Direction → Exactly reproduce each entry, leaving out nothing.

Raw records →

--- Start ---

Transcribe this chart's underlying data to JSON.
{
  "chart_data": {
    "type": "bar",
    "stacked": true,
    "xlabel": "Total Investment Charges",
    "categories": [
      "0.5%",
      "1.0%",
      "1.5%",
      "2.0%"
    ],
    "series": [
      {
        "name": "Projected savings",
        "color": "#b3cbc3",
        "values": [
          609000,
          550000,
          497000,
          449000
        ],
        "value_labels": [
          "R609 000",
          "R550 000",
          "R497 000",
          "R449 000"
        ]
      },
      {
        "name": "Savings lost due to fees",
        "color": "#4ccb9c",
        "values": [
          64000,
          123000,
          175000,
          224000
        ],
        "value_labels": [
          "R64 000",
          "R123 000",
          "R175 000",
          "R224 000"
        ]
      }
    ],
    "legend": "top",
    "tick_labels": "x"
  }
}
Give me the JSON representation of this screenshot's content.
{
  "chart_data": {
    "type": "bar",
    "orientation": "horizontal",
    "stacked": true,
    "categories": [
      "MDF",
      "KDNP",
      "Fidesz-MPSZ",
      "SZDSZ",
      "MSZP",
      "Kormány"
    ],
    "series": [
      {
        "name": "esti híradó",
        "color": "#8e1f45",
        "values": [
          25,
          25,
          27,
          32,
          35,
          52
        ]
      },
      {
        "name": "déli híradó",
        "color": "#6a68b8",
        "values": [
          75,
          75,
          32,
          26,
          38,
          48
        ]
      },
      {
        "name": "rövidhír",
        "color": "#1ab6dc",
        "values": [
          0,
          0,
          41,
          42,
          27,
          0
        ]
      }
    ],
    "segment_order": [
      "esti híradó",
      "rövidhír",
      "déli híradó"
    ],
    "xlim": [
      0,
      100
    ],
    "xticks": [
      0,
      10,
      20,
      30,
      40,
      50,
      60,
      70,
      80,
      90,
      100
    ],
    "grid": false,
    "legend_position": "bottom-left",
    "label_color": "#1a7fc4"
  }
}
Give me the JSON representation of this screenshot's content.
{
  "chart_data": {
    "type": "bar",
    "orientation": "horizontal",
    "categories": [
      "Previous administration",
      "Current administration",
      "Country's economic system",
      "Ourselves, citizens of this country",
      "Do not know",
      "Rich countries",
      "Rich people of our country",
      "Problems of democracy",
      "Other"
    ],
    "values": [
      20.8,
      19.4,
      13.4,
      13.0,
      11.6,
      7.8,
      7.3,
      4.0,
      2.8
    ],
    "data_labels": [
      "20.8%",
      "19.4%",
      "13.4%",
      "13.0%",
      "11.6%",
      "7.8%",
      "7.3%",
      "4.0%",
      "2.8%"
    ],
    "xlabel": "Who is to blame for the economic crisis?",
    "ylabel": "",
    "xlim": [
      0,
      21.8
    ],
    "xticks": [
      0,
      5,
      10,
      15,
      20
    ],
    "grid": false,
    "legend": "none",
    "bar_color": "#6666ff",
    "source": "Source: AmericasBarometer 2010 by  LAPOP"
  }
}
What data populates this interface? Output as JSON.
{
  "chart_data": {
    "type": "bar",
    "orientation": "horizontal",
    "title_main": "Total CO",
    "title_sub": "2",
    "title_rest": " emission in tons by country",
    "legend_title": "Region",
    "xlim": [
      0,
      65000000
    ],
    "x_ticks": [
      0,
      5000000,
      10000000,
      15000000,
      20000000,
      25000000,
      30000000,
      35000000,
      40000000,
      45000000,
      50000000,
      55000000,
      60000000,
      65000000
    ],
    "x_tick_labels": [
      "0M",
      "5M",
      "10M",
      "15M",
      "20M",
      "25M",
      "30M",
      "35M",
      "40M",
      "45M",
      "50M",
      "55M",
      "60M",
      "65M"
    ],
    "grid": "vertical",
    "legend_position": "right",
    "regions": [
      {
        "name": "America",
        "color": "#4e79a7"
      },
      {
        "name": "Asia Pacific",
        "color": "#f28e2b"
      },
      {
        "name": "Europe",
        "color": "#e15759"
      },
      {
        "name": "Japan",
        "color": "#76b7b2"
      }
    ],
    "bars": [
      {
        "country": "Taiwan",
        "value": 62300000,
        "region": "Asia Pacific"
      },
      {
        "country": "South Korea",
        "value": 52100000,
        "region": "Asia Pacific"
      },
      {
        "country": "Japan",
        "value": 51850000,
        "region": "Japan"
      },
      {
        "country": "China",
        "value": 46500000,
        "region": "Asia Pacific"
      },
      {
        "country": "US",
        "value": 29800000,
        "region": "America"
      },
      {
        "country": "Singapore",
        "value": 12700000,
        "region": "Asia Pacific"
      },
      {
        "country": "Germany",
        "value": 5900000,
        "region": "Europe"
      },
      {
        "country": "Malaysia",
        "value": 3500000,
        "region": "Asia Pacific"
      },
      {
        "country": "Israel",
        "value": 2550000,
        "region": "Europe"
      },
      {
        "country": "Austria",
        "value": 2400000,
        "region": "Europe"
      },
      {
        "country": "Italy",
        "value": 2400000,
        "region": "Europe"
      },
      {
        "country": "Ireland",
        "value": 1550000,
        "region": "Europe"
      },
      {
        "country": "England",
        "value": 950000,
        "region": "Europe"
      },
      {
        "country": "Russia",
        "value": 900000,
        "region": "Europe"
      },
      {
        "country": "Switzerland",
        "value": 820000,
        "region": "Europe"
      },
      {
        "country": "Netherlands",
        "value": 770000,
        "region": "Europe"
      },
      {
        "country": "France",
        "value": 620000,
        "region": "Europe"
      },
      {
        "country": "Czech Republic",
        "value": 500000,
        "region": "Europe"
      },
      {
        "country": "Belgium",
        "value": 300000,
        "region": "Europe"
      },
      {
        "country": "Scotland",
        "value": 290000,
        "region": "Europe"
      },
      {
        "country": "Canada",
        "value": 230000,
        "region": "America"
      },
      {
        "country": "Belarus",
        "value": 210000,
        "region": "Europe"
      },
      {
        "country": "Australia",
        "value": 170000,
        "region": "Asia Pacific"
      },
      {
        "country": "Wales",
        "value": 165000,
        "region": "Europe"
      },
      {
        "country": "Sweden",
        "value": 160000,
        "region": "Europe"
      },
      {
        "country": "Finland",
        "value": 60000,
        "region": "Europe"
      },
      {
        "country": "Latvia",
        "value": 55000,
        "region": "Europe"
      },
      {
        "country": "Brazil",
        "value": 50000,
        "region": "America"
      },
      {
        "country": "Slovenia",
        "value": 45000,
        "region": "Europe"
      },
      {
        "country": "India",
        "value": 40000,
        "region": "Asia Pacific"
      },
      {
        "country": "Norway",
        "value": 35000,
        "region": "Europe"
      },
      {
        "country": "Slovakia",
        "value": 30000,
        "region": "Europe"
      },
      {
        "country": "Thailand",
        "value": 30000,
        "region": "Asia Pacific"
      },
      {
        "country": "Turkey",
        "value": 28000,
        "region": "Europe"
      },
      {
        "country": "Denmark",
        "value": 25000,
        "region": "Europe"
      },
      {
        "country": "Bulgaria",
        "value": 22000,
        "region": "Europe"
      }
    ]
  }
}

--- End ---

Complete output →
Transcribe this chart's underlying data to JSON.
{
  "chart_data": {
    "type": "bar",
    "stacked": true,
    "xlabel": "Total Investment Charges",
    "categories": [
      "0.5%",
      "1.0%",
      "1.5%",
      "2.0%"
    ],
    "series": [
      {
        "name": "Projected savings",
        "color": "#b3cbc3",
        "values": [
          609000,
          550000,
          497000,
          449000
        ],
        "value_labels": [
          "R609 000",
          "R550 000",
          "R497 000",
          "R449 000"
        ]
      },
      {
        "name": "Savings lost due to fees",
        "color": "#4ccb9c",
        "values": [
          64000,
          123000,
          175000,
          224000
        ],
        "value_labels": [
          "R64 000",
          "R123 000",
          "R175 000",
          "R224 000"
        ]
      }
    ],
    "legend": "top",
    "tick_labels": "x"
  }
}
Give me the JSON representation of this screenshot's content.
{
  "chart_data": {
    "type": "bar",
    "orientation": "horizontal",
    "stacked": true,
    "categories": [
      "MDF",
      "KDNP",
      "Fidesz-MPSZ",
      "SZDSZ",
      "MSZP",
      "Kormány"
    ],
    "series": [
      {
        "name": "esti híradó",
        "color": "#8e1f45",
        "values": [
          25,
          25,
          27,
          32,
          35,
          52
        ]
      },
      {
        "name": "déli híradó",
        "color": "#6a68b8",
        "values": [
          75,
          75,
          32,
          26,
          38,
          48
        ]
      },
      {
        "name": "rövidhír",
        "color": "#1ab6dc",
        "values": [
          0,
          0,
          41,
          42,
          27,
          0
        ]
      }
    ],
    "segment_order": [
      "esti híradó",
      "rövidhír",
      "déli híradó"
    ],
    "xlim": [
      0,
      100
    ],
    "xticks": [
      0,
      10,
      20,
      30,
      40,
      50,
      60,
      70,
      80,
      90,
      100
    ],
    "grid": false,
    "legend_position": "bottom-left",
    "label_color": "#1a7fc4"
  }
}
Give me the JSON representation of this screenshot's content.
{
  "chart_data": {
    "type": "bar",
    "orientation": "horizontal",
    "categories": [
      "Previous administration",
      "Current administration",
      "Country's economic system",
      "Ourselves, citizens of this country",
      "Do not know",
      "Rich countries",
      "Rich people of our country",
      "Problems of democracy",
      "Other"
    ],
    "values": [
      20.8,
      19.4,
      13.4,
      13.0,
      11.6,
      7.8,
      7.3,
      4.0,
      2.8
    ],
    "data_labels": [
      "20.8%",
      "19.4%",
      "13.4%",
      "13.0%",
      "11.6%",
      "7.8%",
      "7.3%",
      "4.0%",
      "2.8%"
    ],
    "xlabel": "Who is to blame for the economic crisis?",
    "ylabel": "",
    "xlim": [
      0,
      21.8
    ],
    "xticks": [
      0,
      5,
      10,
      15,
      20
    ],
    "grid": false,
    "legend": "none",
    "bar_color": "#6666ff",
    "source": "Source: AmericasBarometer 2010 by  LAPOP"
  }
}
What data populates this interface? Output as JSON.
{
  "chart_data": {
    "type": "bar",
    "orientation": "horizontal",
    "title_main": "Total CO",
    "title_sub": "2",
    "title_rest": " emission in tons by country",
    "legend_title": "Region",
    "xlim": [
      0,
      65000000
    ],
    "x_ticks": [
      0,
      5000000,
      10000000,
      15000000,
      20000000,
      25000000,
      30000000,
      35000000,
      40000000,
      45000000,
      50000000,
      55000000,
      60000000,
      65000000
    ],
    "x_tick_labels": [
      "0M",
      "5M",
      "10M",
      "15M",
      "20M",
      "25M",
      "30M",
      "35M",
      "40M",
      "45M",
      "50M",
      "55M",
      "60M",
      "65M"
    ],
    "grid": "vertical",
    "legend_position": "right",
    "regions": [
      {
        "name": "America",
        "color": "#4e79a7"
      },
      {
        "name": "Asia Pacific",
        "color": "#f28e2b"
      },
      {
        "name": "Europe",
        "color": "#e15759"
      },
      {
        "name": "Japan",
        "color": "#76b7b2"
      }
    ],
    "bars": [
      {
        "country": "Taiwan",
        "value": 62300000,
        "region": "Asia Pacific"
      },
      {
        "country": "South Korea",
        "value": 52100000,
        "region": "Asia Pacific"
      },
      {
        "country": "Japan",
        "value": 51850000,
        "region": "Japan"
      },
      {
        "country": "China",
        "value": 46500000,
        "region": "Asia Pacific"
      },
      {
        "country": "US",
        "value": 29800000,
        "region": "America"
      },
      {
        "country": "Singapore",
        "value": 12700000,
        "region": "Asia Pacific"
      },
      {
        "country": "Germany",
        "value": 5900000,
        "region": "Europe"
      },
      {
        "country": "Malaysia",
        "value": 3500000,
        "region": "Asia Pacific"
      },
      {
        "country": "Israel",
        "value": 2550000,
        "region": "Europe"
      },
      {
        "country": "Austria",
        "value": 2400000,
        "region": "Europe"
      },
      {
        "country": "Italy",
        "value": 2400000,
        "region": "Europe"
      },
      {
        "country": "Ireland",
        "value": 1550000,
        "region": "Europe"
      },
      {
        "country": "England",
        "value": 950000,
        "region": "Europe"
      },
      {
        "country": "Russia",
        "value": 900000,
        "region": "Europe"
      },
      {
        "country": "Switzerland",
        "value": 820000,
        "region": "Europe"
      },
      {
        "country": "Netherlands",
        "value": 770000,
        "region": "Europe"
      },
      {
        "country": "France",
        "value": 620000,
        "region": "Europe"
      },
      {
        "country": "Czech Republic",
        "value": 500000,
        "region": "Europe"
      },
      {
        "country": "Belgium",
        "value": 300000,
        "region": "Europe"
      },
      {
        "country": "Scotland",
        "value": 290000,
        "region": "Europe"
      },
      {
        "country": "Canada",
        "value": 230000,
        "region": "America"
      },
      {
        "country": "Belarus",
        "value": 210000,
        "region": "Europe"
      },
      {
        "country": "Australia",
        "value": 170000,
        "region": "Asia Pacific"
      },
      {
        "country": "Wales",
        "value": 165000,
        "region": "Europe"
      },
      {
        "country": "Sweden",
        "value": 160000,
        "region": "Europe"
      },
      {
        "country": "Finland",
        "value": 60000,
        "region": "Europe"
      },
      {
        "country": "Latvia",
        "value": 55000,
        "region": "Europe"
      },
      {
        "country": "Brazil",
        "value": 50000,
        "region": "America"
      },
      {
        "country": "Slovenia",
        "value": 45000,
        "region": "Europe"
      },
      {
        "country": "India",
        "value": 40000,
        "region": "Asia Pacific"
      },
      {
        "country": "Norway",
        "value": 35000,
        "region": "Europe"
      },
      {
        "country": "Slovakia",
        "value": 30000,
        "region": "Europe"
      },
      {
        "country": "Thailand",
        "value": 30000,
        "region": "Asia Pacific"
      },
      {
        "country": "Turkey",
        "value": 28000,
        "region": "Europe"
      },
      {
        "country": "Denmark",
        "value": 25000,
        "region": "Europe"
      },
      {
        "country": "Bulgaria",
        "value": 22000,
        "region": "Europe"
      }
    ]
  }
}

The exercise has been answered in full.